- _The input_:

--- Start ---

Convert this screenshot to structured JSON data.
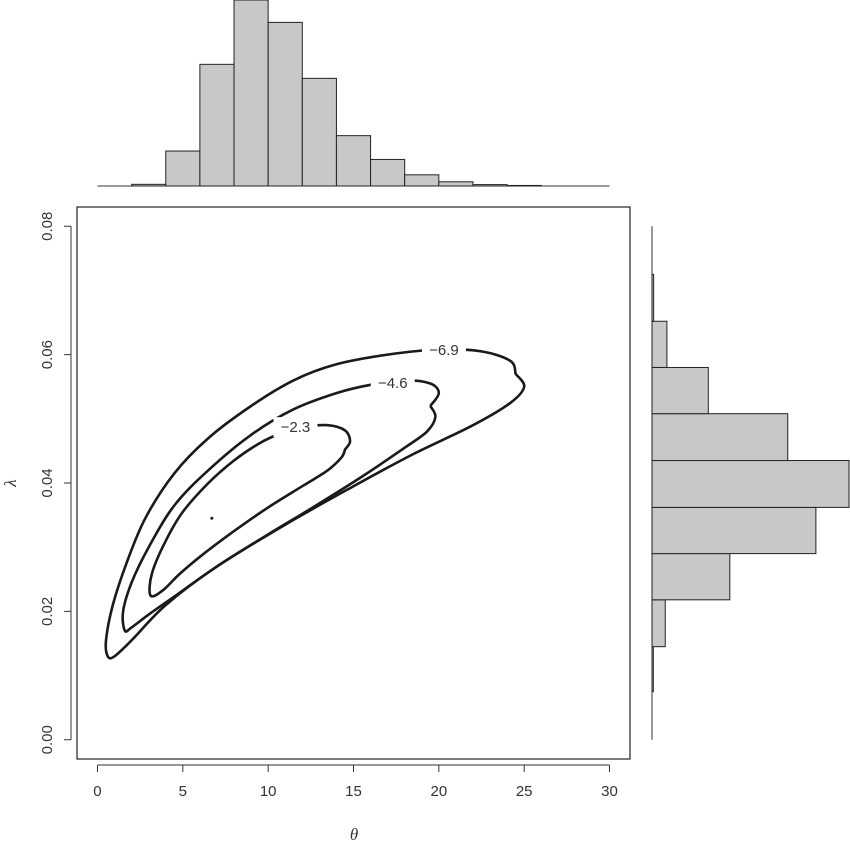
{
  "chart_data": [
    {
      "type": "contour",
      "title": "",
      "xlabel": "θ",
      "ylabel": "λ",
      "xlim": [
        -1.2,
        31.2
      ],
      "ylim": [
        -0.003,
        0.083
      ],
      "x_ticks": [
        0,
        5,
        10,
        15,
        20,
        25,
        30
      ],
      "y_ticks": [
        0.0,
        0.02,
        0.04,
        0.06,
        0.08
      ],
      "y_tick_labels": [
        "0.00",
        "0.02",
        "0.04",
        "0.06",
        "0.08"
      ],
      "grid": false,
      "mode_point": {
        "x": 6.7,
        "y": 0.0345
      },
      "contours": [
        {
          "level": "−2.3",
          "label_at": {
            "x": 11.6,
            "y": 0.0487
          },
          "points": [
            [
              14.5,
              0.0452
            ],
            [
              14.3,
              0.044
            ],
            [
              13.5,
              0.042
            ],
            [
              12.0,
              0.0395
            ],
            [
              10.0,
              0.0362
            ],
            [
              8.0,
              0.0325
            ],
            [
              6.0,
              0.0285
            ],
            [
              4.8,
              0.0258
            ],
            [
              3.8,
              0.0232
            ],
            [
              3.1,
              0.0225
            ],
            [
              3.2,
              0.026
            ],
            [
              4.0,
              0.031
            ],
            [
              5.0,
              0.0355
            ],
            [
              6.5,
              0.04
            ],
            [
              8.0,
              0.0435
            ],
            [
              9.5,
              0.0462
            ],
            [
              10.8,
              0.0478
            ],
            [
              12.0,
              0.0487
            ],
            [
              13.5,
              0.049
            ],
            [
              14.5,
              0.0482
            ],
            [
              14.8,
              0.0465
            ],
            [
              14.5,
              0.0452
            ]
          ]
        },
        {
          "level": "−4.6",
          "label_at": {
            "x": 17.3,
            "y": 0.0556
          },
          "points": [
            [
              19.5,
              0.052
            ],
            [
              19.8,
              0.0503
            ],
            [
              19.3,
              0.048
            ],
            [
              18.0,
              0.0455
            ],
            [
              15.5,
              0.041
            ],
            [
              12.5,
              0.036
            ],
            [
              10.0,
              0.032
            ],
            [
              7.0,
              0.027
            ],
            [
              4.5,
              0.0223
            ],
            [
              3.0,
              0.0195
            ],
            [
              2.0,
              0.0175
            ],
            [
              1.6,
              0.017
            ],
            [
              1.5,
              0.02
            ],
            [
              2.0,
              0.0245
            ],
            [
              3.0,
              0.03
            ],
            [
              4.5,
              0.0365
            ],
            [
              6.5,
              0.042
            ],
            [
              9.0,
              0.0475
            ],
            [
              11.5,
              0.0515
            ],
            [
              14.0,
              0.054
            ],
            [
              16.0,
              0.0553
            ],
            [
              18.0,
              0.056
            ],
            [
              19.5,
              0.0555
            ],
            [
              20.0,
              0.054
            ],
            [
              19.5,
              0.052
            ]
          ]
        },
        {
          "level": "−6.9",
          "label_at": {
            "x": 20.3,
            "y": 0.0607
          },
          "points": [
            [
              24.5,
              0.057
            ],
            [
              25.0,
              0.055
            ],
            [
              24.2,
              0.0525
            ],
            [
              22.0,
              0.049
            ],
            [
              18.5,
              0.0445
            ],
            [
              15.0,
              0.0395
            ],
            [
              11.0,
              0.0335
            ],
            [
              7.0,
              0.027
            ],
            [
              4.0,
              0.021
            ],
            [
              2.0,
              0.0155
            ],
            [
              1.0,
              0.013
            ],
            [
              0.6,
              0.013
            ],
            [
              0.5,
              0.0155
            ],
            [
              0.9,
              0.021
            ],
            [
              1.7,
              0.0275
            ],
            [
              2.8,
              0.0345
            ],
            [
              4.5,
              0.0415
            ],
            [
              6.5,
              0.047
            ],
            [
              9.0,
              0.052
            ],
            [
              11.5,
              0.056
            ],
            [
              14.0,
              0.0585
            ],
            [
              17.0,
              0.06
            ],
            [
              20.0,
              0.0608
            ],
            [
              22.5,
              0.0605
            ],
            [
              24.2,
              0.059
            ],
            [
              24.5,
              0.057
            ]
          ]
        }
      ]
    },
    {
      "type": "histogram",
      "orientation": "vertical",
      "axis": "θ",
      "bin_edges": [
        2,
        4,
        6,
        8,
        10,
        12,
        14,
        16,
        18,
        20,
        22,
        24,
        26
      ],
      "counts": [
        0.6,
        12.5,
        43.5,
        66.5,
        58.5,
        38.5,
        18.0,
        9.5,
        4.0,
        1.5,
        0.5,
        0.2
      ],
      "count_max": 66.5,
      "axis_range": [
        0,
        30
      ]
    },
    {
      "type": "histogram",
      "orientation": "horizontal",
      "axis": "λ",
      "bin_edges": [
        0.0075,
        0.0145,
        0.0218,
        0.029,
        0.0362,
        0.0435,
        0.0508,
        0.058,
        0.0652,
        0.0725
      ],
      "counts": [
        0.4,
        4.0,
        23.5,
        49.5,
        59.5,
        41.0,
        17.0,
        4.5,
        0.5
      ],
      "count_max": 59.5,
      "axis_range": [
        0,
        0.08
      ]
    }
  ]
}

--- End ---

- _Prompt_:
Output the material word for word, omitting its pictures.

- _Solution for this problem_:
Convert this screenshot to structured JSON data.
{
  "chart_data": [
    {
      "type": "contour",
      "title": "",
      "xlabel": "θ",
      "ylabel": "λ",
      "xlim": [
        -1.2,
        31.2
      ],
      "ylim": [
        -0.003,
        0.083
      ],
      "x_ticks": [
        0,
        5,
        10,
        15,
        20,
        25,
        30
      ],
      "y_ticks": [
        0.0,
        0.02,
        0.04,
        0.06,
        0.08
      ],
      "y_tick_labels": [
        "0.00",
        "0.02",
        "0.04",
        "0.06",
        "0.08"
      ],
      "grid": false,
      "mode_point": {
        "x": 6.7,
        "y": 0.0345
      },
      "contours": [
        {
          "level": "−2.3",
          "label_at": {
            "x": 11.6,
            "y": 0.0487
          },
          "points": [
            [
              14.5,
              0.0452
            ],
            [
              14.3,
              0.044
            ],
            [
              13.5,
              0.042
            ],
            [
              12.0,
              0.0395
            ],
            [
              10.0,
              0.0362
            ],
            [
              8.0,
              0.0325
            ],
            [
              6.0,
              0.0285
            ],
            [
              4.8,
              0.0258
            ],
            [
              3.8,
              0.0232
            ],
            [
              3.1,
              0.0225
            ],
            [
              3.2,
              0.026
            ],
            [
              4.0,
              0.031
            ],
            [
              5.0,
              0.0355
            ],
            [
              6.5,
              0.04
            ],
            [
              8.0,
              0.0435
            ],
            [
              9.5,
              0.0462
            ],
            [
              10.8,
              0.0478
            ],
            [
              12.0,
              0.0487
            ],
            [
              13.5,
              0.049
            ],
            [
              14.5,
              0.0482
            ],
            [
              14.8,
              0.0465
            ],
            [
              14.5,
              0.0452
            ]
          ]
        },
        {
          "level": "−4.6",
          "label_at": {
            "x": 17.3,
            "y": 0.0556
          },
          "points": [
            [
              19.5,
              0.052
            ],
            [
              19.8,
              0.0503
            ],
            [
              19.3,
              0.048
            ],
            [
              18.0,
              0.0455
            ],
            [
              15.5,
              0.041
            ],
            [
              12.5,
              0.036
            ],
            [
              10.0,
              0.032
            ],
            [
              7.0,
              0.027
            ],
            [
              4.5,
              0.0223
            ],
            [
              3.0,
              0.0195
            ],
            [
              2.0,
              0.0175
            ],
            [
              1.6,
              0.017
            ],
            [
              1.5,
              0.02
            ],
            [
              2.0,
              0.0245
            ],
            [
              3.0,
              0.03
            ],
            [
              4.5,
              0.0365
            ],
            [
              6.5,
              0.042
            ],
            [
              9.0,
              0.0475
            ],
            [
              11.5,
              0.0515
            ],
            [
              14.0,
              0.054
            ],
            [
              16.0,
              0.0553
            ],
            [
              18.0,
              0.056
            ],
            [
              19.5,
              0.0555
            ],
            [
              20.0,
              0.054
            ],
            [
              19.5,
              0.052
            ]
          ]
        },
        {
          "level": "−6.9",
          "label_at": {
            "x": 20.3,
            "y": 0.0607
          },
          "points": [
            [
              24.5,
              0.057
            ],
            [
              25.0,
              0.055
            ],
            [
              24.2,
              0.0525
            ],
            [
              22.0,
              0.049
            ],
            [
              18.5,
              0.0445
            ],
            [
              15.0,
              0.0395
            ],
            [
              11.0,
              0.0335
            ],
            [
              7.0,
              0.027
            ],
            [
              4.0,
              0.021
            ],
            [
              2.0,
              0.0155
            ],
            [
              1.0,
              0.013
            ],
            [
              0.6,
              0.013
            ],
            [
              0.5,
              0.0155
            ],
            [
              0.9,
              0.021
            ],
            [
              1.7,
              0.0275
            ],
            [
              2.8,
              0.0345
            ],
            [
              4.5,
              0.0415
            ],
            [
              6.5,
              0.047
            ],
            [
              9.0,
              0.052
            ],
            [
              11.5,
              0.056
            ],
            [
              14.0,
              0.0585
            ],
            [
              17.0,
              0.06
            ],
            [
              20.0,
              0.0608
            ],
            [
              22.5,
              0.0605
            ],
            [
              24.2,
              0.059
            ],
            [
              24.5,
              0.057
            ]
          ]
        }
      ]
    },
    {
      "type": "histogram",
      "orientation": "vertical",
      "axis": "θ",
      "bin_edges": [
        2,
        4,
        6,
        8,
        10,
        12,
        14,
        16,
        18,
        20,
        22,
        24,
        26
      ],
      "counts": [
        0.6,
        12.5,
        43.5,
        66.5,
        58.5,
        38.5,
        18.0,
        9.5,
        4.0,
        1.5,
        0.5,
        0.2
      ],
      "count_max": 66.5,
      "axis_range": [
        0,
        30
      ]
    },
    {
      "type": "histogram",
      "orientation": "horizontal",
      "axis": "λ",
      "bin_edges": [
        0.0075,
        0.0145,
        0.0218,
        0.029,
        0.0362,
        0.0435,
        0.0508,
        0.058,
        0.0652,
        0.0725
      ],
      "counts": [
        0.4,
        4.0,
        23.5,
        49.5,
        59.5,
        41.0,
        17.0,
        4.5,
        0.5
      ],
      "count_max": 59.5,
      "axis_range": [
        0,
        0.08
      ]
    }
  ]
}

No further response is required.